→ INSTRUCTIONS FOR THE TASK:
Copy the lines holding the word "alternative", all of them.

(Stored data)
• • • • •
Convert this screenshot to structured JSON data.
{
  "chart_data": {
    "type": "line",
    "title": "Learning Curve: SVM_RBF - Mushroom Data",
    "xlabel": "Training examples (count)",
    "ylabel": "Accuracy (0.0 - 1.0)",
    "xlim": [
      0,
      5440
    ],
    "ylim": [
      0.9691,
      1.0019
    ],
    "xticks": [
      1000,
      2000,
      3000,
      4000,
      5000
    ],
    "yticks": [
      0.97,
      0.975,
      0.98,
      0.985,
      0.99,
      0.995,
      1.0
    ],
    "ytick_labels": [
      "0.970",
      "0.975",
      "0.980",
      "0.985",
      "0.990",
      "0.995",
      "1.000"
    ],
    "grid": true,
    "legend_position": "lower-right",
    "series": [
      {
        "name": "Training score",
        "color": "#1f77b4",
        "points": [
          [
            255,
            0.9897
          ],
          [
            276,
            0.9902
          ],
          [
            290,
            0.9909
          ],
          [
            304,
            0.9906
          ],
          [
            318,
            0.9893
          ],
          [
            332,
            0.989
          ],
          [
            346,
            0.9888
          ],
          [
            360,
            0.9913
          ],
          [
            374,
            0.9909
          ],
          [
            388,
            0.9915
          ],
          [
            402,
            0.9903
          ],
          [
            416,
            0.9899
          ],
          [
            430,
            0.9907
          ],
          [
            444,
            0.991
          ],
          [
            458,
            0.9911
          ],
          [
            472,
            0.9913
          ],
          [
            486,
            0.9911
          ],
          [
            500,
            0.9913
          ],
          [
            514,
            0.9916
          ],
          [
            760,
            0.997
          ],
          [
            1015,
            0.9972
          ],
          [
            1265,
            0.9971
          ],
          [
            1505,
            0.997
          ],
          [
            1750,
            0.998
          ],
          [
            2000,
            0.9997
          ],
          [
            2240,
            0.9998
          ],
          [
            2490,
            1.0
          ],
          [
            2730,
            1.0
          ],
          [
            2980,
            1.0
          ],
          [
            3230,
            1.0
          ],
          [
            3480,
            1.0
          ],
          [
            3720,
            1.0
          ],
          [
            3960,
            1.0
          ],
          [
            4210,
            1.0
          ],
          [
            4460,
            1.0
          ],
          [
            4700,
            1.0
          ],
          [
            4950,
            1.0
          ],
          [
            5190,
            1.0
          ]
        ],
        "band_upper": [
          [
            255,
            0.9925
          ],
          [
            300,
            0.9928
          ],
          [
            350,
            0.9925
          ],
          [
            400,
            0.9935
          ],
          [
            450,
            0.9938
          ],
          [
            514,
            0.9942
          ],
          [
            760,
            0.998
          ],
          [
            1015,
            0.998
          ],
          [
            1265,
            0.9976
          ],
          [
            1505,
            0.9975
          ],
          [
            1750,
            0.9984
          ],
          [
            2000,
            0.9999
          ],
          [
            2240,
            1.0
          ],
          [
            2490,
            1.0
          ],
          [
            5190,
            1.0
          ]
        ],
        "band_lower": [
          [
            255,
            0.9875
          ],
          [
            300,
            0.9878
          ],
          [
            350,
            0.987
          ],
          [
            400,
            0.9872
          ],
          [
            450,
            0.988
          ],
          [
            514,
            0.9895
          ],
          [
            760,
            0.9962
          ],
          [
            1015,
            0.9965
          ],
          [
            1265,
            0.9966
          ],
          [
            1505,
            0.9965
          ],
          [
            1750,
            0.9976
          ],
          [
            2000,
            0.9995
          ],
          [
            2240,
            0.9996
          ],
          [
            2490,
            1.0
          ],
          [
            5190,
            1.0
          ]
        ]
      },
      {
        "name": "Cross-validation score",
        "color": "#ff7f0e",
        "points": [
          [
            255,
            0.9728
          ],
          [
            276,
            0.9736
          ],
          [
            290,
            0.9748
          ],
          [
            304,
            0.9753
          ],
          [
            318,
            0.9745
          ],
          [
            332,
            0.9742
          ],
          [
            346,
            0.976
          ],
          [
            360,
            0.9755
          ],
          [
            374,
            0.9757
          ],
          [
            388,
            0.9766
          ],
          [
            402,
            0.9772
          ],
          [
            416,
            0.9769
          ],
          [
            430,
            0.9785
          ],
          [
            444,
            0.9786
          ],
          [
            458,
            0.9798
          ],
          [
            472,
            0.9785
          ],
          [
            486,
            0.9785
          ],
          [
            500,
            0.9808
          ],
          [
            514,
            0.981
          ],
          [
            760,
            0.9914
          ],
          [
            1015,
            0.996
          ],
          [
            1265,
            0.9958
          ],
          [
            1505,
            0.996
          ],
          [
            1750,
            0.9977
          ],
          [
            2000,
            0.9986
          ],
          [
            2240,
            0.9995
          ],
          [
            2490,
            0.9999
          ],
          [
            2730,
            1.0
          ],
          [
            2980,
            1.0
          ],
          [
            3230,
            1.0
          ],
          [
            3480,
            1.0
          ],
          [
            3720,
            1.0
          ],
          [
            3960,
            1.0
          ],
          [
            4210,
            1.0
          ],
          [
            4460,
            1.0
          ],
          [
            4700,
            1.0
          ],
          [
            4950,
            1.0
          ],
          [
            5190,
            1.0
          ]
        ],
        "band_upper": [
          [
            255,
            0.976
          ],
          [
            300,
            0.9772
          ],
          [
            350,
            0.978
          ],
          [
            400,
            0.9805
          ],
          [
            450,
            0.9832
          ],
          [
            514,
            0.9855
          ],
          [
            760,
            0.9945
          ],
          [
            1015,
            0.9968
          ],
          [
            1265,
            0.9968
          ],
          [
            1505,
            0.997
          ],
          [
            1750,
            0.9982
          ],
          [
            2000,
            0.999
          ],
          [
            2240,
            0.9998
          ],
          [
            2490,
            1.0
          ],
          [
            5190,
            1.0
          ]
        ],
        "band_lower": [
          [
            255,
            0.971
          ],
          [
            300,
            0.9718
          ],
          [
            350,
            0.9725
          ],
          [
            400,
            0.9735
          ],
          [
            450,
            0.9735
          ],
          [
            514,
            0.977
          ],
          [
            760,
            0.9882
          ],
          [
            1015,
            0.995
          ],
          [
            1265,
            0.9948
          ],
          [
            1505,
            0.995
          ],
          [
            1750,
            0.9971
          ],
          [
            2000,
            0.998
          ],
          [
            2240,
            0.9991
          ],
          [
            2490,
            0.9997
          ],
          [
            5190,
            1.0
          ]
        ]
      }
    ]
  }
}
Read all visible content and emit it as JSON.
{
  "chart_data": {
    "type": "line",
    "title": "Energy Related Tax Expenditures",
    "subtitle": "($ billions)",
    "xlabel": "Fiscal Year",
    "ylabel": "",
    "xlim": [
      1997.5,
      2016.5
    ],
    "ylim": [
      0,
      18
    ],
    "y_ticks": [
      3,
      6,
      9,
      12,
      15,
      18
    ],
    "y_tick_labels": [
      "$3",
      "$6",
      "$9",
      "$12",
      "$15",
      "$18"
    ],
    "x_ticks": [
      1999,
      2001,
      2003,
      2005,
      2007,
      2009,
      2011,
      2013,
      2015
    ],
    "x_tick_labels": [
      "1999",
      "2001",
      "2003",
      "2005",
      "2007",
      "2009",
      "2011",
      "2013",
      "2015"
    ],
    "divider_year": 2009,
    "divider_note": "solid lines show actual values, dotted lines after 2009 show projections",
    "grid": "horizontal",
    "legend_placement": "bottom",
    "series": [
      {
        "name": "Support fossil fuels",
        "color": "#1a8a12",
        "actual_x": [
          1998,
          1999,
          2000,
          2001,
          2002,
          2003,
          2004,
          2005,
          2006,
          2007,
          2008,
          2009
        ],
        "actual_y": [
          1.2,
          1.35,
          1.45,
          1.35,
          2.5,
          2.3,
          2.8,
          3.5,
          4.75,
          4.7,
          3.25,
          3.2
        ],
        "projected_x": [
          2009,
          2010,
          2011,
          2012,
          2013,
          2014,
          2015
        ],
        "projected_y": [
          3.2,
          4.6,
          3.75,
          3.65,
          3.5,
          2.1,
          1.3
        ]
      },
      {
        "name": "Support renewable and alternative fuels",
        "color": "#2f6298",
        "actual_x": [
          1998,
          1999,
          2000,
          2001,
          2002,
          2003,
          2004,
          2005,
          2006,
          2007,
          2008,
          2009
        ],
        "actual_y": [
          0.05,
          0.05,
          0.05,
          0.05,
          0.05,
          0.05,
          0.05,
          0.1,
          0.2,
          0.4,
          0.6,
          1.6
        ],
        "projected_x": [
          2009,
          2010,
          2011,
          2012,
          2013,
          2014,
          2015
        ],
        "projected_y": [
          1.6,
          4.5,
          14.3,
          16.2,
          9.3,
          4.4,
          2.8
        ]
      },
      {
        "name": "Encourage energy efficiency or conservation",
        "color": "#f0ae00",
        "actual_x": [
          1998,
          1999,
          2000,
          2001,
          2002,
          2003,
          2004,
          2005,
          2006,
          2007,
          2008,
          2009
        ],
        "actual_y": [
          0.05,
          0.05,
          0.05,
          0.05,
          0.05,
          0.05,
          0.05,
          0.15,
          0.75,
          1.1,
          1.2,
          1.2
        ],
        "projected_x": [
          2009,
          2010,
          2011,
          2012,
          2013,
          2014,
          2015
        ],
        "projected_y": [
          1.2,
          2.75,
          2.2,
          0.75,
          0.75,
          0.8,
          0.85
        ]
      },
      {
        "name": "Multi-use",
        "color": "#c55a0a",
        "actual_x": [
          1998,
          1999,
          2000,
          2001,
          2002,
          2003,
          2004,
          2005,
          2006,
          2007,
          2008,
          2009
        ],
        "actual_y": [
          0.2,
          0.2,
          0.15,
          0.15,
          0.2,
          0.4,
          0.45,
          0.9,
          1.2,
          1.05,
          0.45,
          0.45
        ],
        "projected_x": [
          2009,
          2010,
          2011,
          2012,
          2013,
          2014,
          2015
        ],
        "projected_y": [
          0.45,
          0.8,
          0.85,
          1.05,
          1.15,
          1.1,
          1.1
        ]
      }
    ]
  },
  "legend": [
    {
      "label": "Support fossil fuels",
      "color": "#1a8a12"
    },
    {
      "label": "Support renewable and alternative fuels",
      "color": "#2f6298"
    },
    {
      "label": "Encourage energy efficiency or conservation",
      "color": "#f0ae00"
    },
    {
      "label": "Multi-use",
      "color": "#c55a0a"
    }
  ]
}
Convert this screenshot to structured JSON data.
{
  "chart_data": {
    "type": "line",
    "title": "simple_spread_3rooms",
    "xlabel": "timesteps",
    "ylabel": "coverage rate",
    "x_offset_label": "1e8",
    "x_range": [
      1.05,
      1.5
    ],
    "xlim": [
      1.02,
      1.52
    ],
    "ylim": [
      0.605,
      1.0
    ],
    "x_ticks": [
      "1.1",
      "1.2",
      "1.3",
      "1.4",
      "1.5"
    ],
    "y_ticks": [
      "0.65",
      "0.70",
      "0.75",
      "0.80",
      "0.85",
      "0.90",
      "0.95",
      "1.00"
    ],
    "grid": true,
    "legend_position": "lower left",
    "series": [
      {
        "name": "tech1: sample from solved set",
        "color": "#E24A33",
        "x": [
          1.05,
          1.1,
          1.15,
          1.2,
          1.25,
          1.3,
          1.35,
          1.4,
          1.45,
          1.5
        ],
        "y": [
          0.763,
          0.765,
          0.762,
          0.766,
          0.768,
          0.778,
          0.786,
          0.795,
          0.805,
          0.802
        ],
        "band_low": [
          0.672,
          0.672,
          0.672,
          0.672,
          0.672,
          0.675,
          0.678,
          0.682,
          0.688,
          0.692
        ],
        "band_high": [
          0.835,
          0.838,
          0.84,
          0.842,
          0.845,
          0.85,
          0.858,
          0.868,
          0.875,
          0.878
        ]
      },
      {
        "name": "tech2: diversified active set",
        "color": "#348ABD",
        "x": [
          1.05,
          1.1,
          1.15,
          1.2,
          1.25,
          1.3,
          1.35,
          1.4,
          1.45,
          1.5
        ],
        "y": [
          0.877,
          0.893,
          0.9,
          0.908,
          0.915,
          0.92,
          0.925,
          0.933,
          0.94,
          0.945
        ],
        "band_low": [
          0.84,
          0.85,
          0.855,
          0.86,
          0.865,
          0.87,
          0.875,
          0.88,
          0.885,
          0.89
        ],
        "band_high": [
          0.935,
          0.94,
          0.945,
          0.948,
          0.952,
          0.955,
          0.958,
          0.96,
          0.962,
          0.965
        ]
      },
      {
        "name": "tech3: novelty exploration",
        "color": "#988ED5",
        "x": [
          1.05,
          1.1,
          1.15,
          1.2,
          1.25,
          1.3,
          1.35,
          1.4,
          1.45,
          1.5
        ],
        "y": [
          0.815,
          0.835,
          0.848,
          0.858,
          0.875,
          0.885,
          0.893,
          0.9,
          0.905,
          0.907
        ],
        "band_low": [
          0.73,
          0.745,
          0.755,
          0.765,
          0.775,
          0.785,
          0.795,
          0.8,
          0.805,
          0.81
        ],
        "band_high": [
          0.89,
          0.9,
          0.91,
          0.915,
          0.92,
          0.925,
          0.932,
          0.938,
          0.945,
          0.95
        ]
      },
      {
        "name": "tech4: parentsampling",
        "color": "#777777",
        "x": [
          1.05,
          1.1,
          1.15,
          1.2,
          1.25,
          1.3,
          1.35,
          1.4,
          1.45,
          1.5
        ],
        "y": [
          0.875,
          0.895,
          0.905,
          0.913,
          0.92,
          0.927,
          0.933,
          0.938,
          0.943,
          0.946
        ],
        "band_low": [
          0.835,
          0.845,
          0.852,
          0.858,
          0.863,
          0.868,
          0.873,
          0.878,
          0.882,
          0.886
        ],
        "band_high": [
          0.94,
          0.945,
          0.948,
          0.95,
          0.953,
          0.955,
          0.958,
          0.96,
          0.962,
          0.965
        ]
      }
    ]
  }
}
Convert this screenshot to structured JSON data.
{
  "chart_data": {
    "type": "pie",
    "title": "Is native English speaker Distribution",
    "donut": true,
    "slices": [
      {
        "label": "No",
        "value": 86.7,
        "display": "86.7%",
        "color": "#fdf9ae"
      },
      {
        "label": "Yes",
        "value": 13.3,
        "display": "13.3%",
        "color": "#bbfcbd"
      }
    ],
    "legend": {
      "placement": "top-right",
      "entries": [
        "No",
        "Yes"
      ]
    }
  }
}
• • • • •
→ RESULT:
        "name": "Support renewable and alternative fuels",
      "label": "Support renewable and alternative fuels",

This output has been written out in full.